# START OF Supplied records

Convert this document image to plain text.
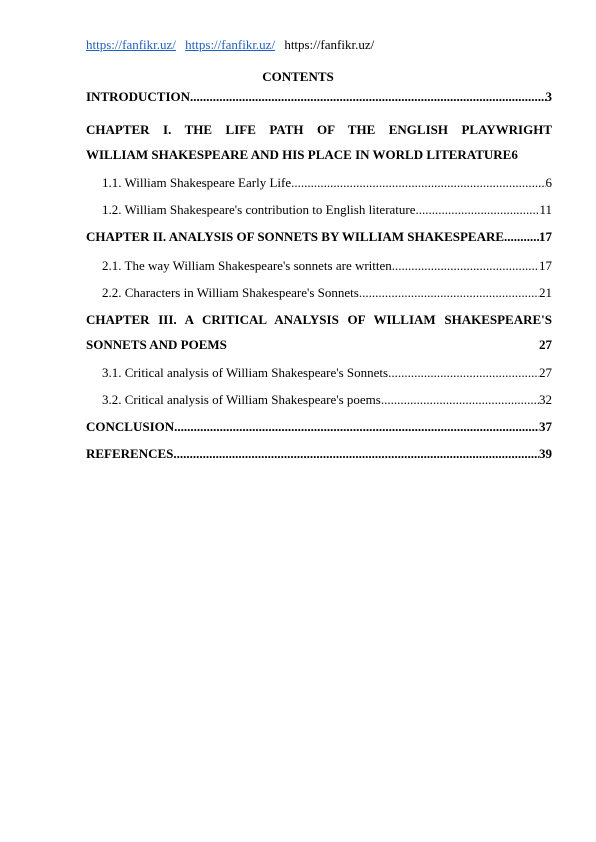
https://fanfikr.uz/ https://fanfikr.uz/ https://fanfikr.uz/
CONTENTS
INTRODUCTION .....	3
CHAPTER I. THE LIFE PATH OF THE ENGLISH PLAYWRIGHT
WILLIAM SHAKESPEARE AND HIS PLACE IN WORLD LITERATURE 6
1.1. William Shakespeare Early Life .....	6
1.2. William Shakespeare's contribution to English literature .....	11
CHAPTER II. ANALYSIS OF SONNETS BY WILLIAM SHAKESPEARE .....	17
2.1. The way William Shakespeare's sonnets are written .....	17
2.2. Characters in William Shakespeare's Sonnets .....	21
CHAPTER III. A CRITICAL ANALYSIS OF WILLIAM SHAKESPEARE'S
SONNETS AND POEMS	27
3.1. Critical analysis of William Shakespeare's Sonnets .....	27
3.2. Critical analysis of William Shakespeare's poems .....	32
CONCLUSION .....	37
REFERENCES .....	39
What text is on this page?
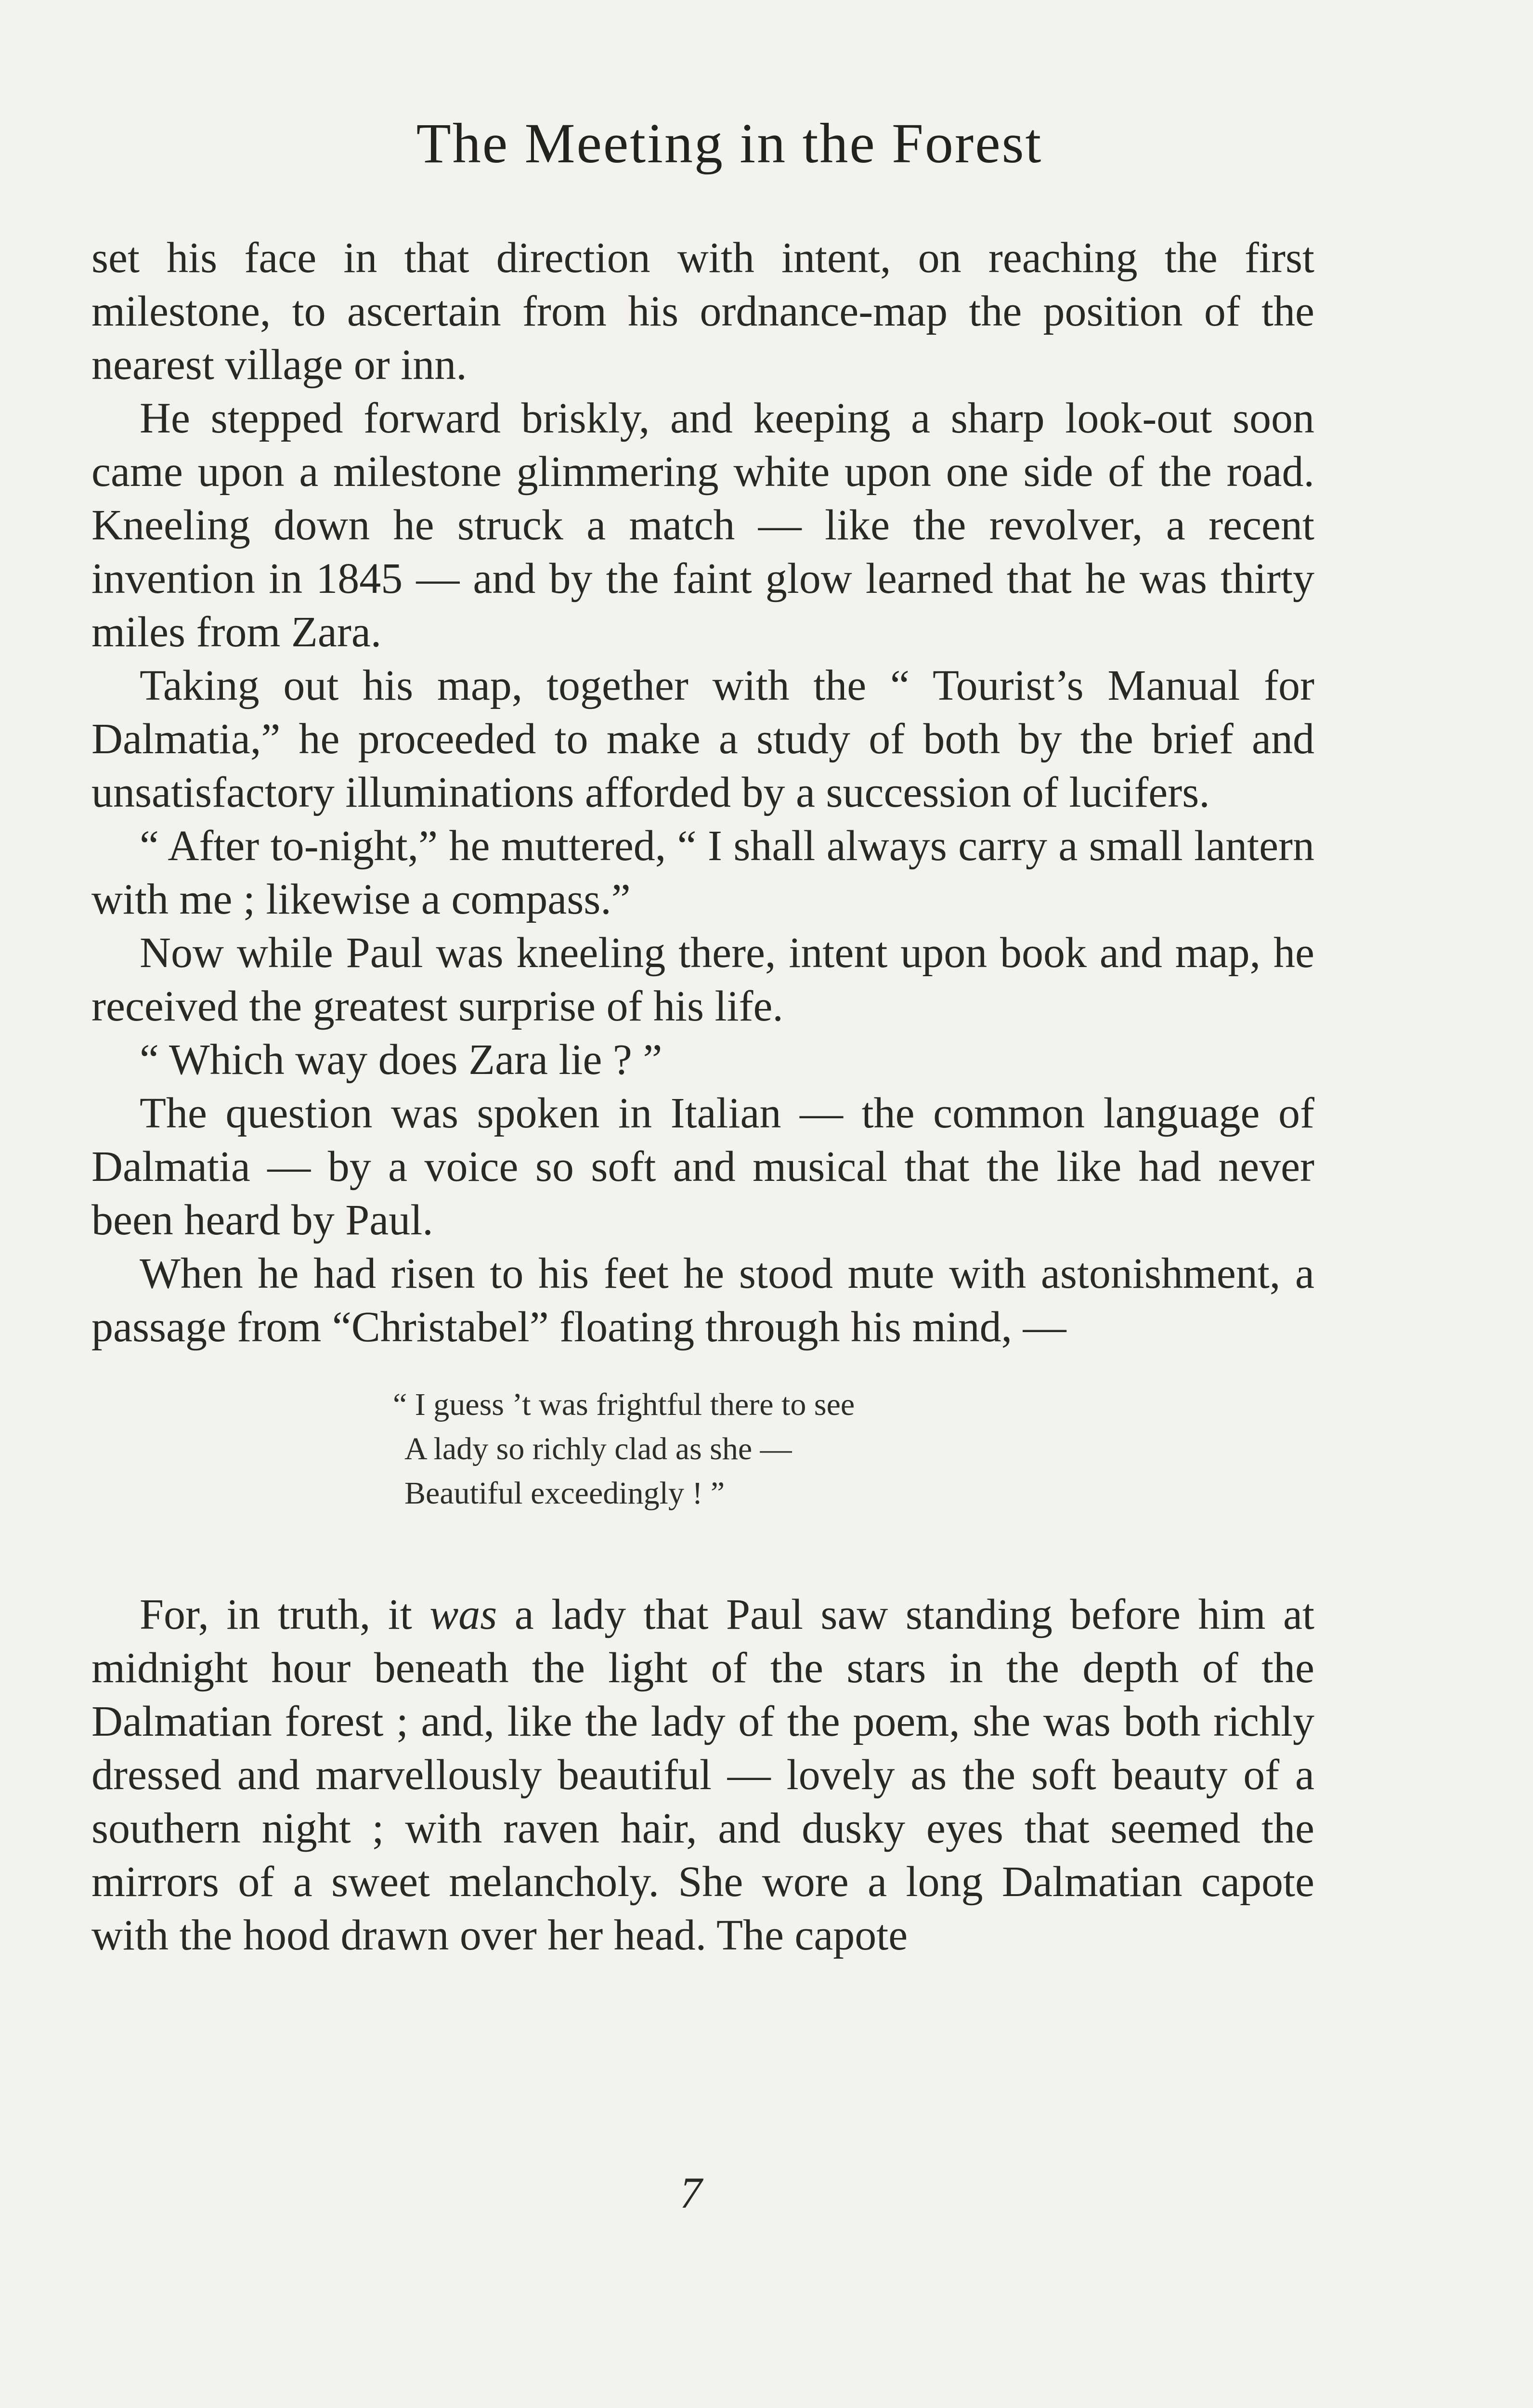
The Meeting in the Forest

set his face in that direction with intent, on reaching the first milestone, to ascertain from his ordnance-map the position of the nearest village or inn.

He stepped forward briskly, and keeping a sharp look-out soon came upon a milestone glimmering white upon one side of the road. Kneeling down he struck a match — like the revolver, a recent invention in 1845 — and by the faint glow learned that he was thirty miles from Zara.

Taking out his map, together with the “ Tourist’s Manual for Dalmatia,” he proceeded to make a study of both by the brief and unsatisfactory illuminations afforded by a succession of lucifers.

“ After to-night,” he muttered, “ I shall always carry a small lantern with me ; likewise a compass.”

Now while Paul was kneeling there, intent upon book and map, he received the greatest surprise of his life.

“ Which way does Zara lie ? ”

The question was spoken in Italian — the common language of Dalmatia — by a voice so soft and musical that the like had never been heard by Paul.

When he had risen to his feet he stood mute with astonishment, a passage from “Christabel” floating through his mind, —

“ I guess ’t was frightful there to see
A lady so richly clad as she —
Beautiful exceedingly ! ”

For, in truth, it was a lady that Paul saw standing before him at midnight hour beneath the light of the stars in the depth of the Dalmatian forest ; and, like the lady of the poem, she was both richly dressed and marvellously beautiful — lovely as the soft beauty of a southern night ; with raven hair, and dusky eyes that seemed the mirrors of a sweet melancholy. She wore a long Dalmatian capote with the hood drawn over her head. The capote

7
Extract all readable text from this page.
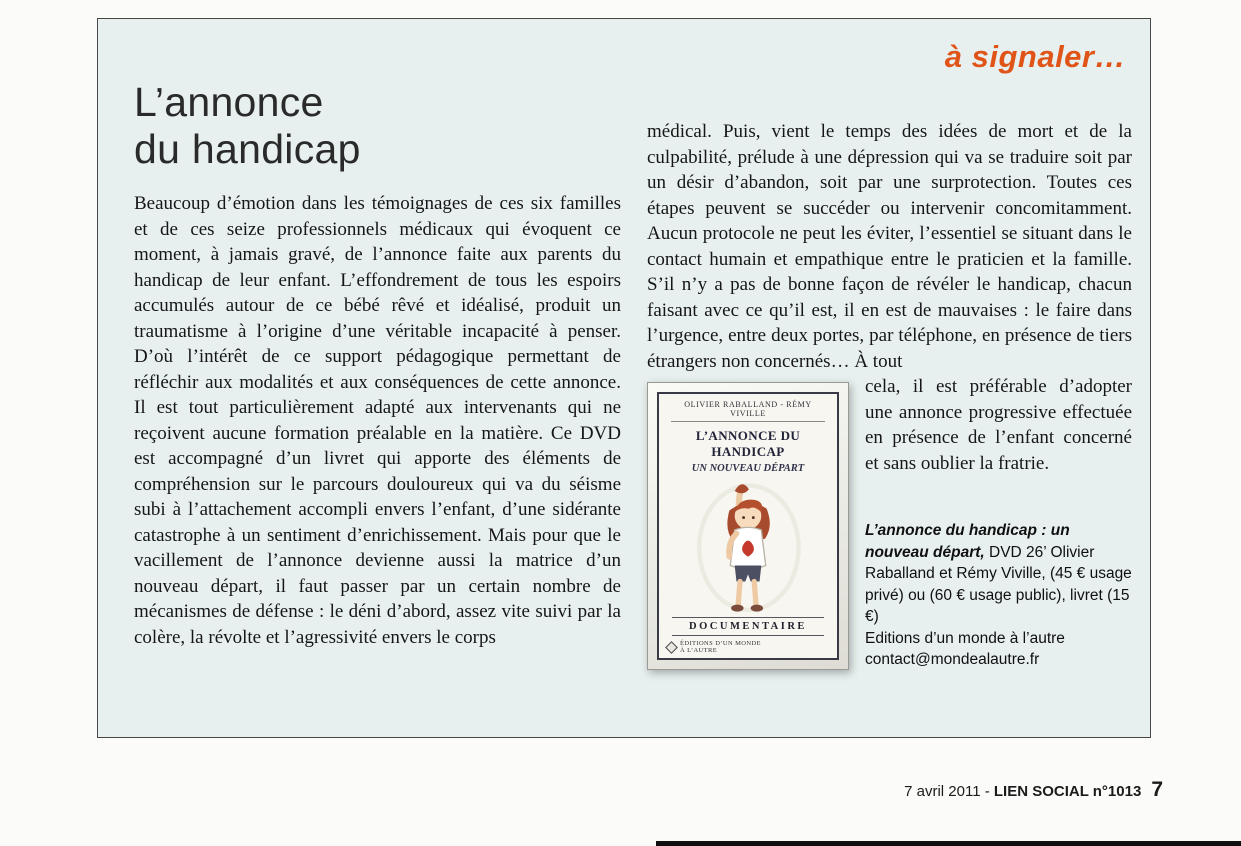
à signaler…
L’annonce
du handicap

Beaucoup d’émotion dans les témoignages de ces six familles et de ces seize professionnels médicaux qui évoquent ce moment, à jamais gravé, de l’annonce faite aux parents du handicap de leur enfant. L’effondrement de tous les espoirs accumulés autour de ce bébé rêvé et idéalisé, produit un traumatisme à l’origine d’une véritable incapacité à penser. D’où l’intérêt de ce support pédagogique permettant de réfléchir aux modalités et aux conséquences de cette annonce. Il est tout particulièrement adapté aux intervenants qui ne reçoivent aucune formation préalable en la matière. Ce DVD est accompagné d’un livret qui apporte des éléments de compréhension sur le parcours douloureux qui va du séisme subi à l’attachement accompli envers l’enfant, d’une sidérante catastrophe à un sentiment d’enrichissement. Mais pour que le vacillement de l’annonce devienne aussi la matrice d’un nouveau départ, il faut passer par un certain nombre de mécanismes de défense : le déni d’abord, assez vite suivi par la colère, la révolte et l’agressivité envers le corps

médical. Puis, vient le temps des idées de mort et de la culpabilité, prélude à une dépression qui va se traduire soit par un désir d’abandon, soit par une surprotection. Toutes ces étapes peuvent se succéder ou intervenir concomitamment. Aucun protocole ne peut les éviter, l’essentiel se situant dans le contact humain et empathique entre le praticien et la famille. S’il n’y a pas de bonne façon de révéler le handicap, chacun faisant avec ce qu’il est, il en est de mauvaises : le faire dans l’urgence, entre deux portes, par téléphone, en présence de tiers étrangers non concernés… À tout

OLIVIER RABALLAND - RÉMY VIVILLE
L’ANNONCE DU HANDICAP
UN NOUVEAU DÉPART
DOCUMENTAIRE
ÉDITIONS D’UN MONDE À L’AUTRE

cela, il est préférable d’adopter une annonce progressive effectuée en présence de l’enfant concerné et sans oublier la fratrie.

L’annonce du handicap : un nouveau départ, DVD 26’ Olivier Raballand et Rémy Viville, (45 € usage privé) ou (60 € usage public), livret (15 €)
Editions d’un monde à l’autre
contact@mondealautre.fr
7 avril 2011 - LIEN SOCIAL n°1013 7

# END OF Supplied records

Determine how many lines in the records contain "both", and reply with the number only.

§ Answer in full: 2